## begin DATA

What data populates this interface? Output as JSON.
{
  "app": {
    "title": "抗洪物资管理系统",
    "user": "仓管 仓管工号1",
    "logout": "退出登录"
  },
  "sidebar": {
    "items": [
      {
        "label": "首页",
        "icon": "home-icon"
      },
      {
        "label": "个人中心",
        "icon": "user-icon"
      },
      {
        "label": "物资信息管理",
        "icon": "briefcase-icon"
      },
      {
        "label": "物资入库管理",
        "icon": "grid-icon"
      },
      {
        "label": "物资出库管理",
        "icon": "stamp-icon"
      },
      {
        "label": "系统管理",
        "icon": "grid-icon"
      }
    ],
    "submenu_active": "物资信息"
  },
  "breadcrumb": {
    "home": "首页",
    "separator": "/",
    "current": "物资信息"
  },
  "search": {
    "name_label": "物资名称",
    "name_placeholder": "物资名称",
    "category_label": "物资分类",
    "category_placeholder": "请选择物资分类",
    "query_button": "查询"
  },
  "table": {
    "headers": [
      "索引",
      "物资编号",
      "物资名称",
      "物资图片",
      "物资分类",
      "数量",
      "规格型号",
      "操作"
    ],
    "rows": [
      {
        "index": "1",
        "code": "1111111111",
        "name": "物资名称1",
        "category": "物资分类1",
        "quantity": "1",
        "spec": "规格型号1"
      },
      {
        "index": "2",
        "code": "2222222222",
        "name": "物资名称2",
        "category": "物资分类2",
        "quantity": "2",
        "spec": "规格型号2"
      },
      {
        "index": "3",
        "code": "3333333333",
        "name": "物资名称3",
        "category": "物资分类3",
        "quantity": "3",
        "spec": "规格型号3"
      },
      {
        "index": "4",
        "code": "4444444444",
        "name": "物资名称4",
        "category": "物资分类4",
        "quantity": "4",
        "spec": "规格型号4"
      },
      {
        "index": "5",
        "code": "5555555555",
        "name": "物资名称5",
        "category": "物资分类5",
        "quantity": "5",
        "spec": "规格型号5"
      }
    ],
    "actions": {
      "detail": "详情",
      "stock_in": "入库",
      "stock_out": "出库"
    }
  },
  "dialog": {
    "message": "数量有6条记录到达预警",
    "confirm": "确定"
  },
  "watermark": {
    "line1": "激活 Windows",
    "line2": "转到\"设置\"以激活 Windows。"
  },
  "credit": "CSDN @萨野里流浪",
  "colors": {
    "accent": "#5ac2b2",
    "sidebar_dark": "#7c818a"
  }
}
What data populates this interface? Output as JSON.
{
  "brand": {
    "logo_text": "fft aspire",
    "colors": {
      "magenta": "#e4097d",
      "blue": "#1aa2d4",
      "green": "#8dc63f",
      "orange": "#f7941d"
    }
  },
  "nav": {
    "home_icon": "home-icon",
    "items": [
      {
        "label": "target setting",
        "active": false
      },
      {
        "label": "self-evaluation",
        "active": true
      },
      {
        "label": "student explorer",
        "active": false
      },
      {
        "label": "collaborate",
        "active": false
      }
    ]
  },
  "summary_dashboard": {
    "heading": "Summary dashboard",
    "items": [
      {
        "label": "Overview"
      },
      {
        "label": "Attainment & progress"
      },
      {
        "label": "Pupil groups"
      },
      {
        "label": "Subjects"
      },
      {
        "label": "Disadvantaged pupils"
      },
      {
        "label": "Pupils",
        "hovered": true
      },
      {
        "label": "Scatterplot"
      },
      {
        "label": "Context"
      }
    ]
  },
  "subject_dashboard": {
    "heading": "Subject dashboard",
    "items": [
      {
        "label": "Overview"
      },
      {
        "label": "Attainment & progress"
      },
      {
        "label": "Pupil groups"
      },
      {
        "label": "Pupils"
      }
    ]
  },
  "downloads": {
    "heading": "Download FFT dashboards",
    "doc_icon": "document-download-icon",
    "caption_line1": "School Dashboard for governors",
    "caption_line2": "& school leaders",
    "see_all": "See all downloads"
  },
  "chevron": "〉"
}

## end DATA

**TASK:** Check each line in the listing above for the string "downloads", then report how many lines contain it, with no other text.

**RESPONSE TO THE TASK:** 2